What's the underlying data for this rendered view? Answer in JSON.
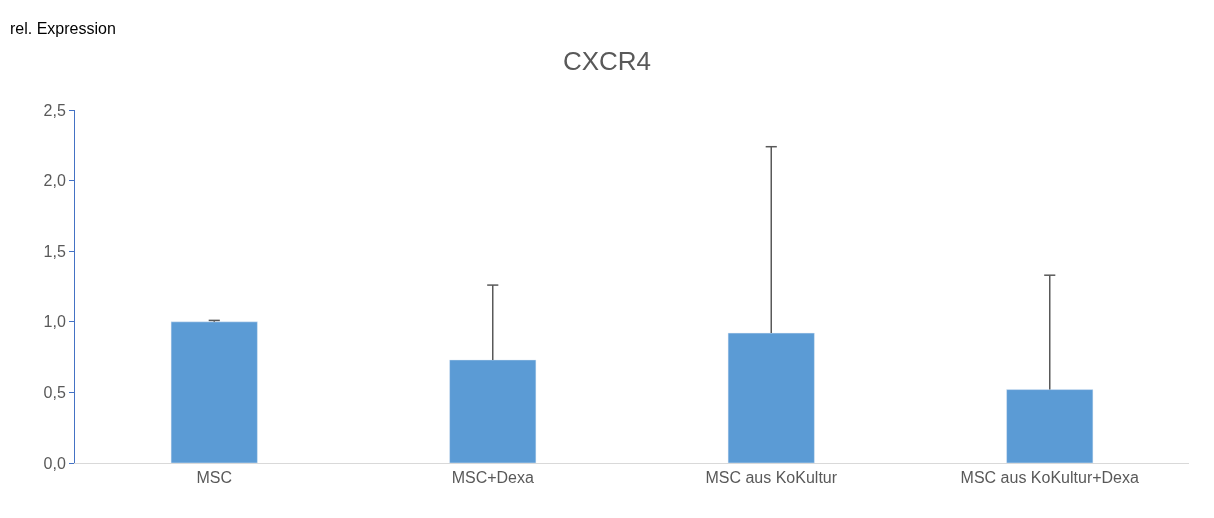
{
  "chart_data": {
    "type": "bar",
    "title": "CXCR4",
    "ylabel": "rel. Expression",
    "categories": [
      "MSC",
      "MSC+Dexa",
      "MSC aus KoKultur",
      "MSC aus KoKultur+Dexa"
    ],
    "values": [
      1.0,
      0.73,
      0.92,
      0.52
    ],
    "errors": [
      [
        1.0,
        1.01
      ],
      [
        0.73,
        1.26
      ],
      [
        0.92,
        2.24
      ],
      [
        0.52,
        1.33
      ]
    ],
    "color": "#5b9bd5",
    "ylim": [
      0,
      2.5
    ],
    "yticks": [
      {
        "value": 0,
        "label": "0,0"
      },
      {
        "value": 0.5,
        "label": "0,5"
      },
      {
        "value": 1,
        "label": "1,0"
      },
      {
        "value": 1.5,
        "label": "1,5"
      },
      {
        "value": 2,
        "label": "2,0"
      },
      {
        "value": 2.5,
        "label": "2,5"
      }
    ],
    "legend": false
  }
}
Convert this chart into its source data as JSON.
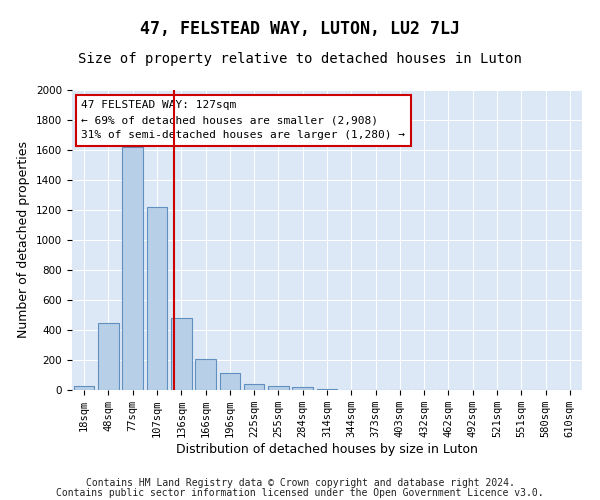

- - - -

Omit every picture, then reproduce the rest of the listing exactly.

* **The solution**:
What's the underlying data for this rendered view? Answer in JSON.
{
  "chart_data": {
    "type": "bar",
    "title": "CXCR4",
    "ylabel": "rel. Expression",
    "categories": [
      "MSC",
      "MSC+Dexa",
      "MSC aus KoKultur",
      "MSC aus KoKultur+Dexa"
    ],
    "values": [
      1.0,
      0.73,
      0.92,
      0.52
    ],
    "errors": [
      [
        1.0,
        1.01
      ],
      [
        0.73,
        1.26
      ],
      [
        0.92,
        2.24
      ],
      [
        0.52,
        1.33
      ]
    ],
    "color": "#5b9bd5",
    "ylim": [
      0,
      2.5
    ],
    "yticks": [
      {
        "value": 0,
        "label": "0,0"
      },
      {
        "value": 0.5,
        "label": "0,5"
      },
      {
        "value": 1,
        "label": "1,0"
      },
      {
        "value": 1.5,
        "label": "1,5"
      },
      {
        "value": 2,
        "label": "2,0"
      },
      {
        "value": 2.5,
        "label": "2,5"
      }
    ],
    "legend": false
  }
}
Convert this chart into its source data as JSON.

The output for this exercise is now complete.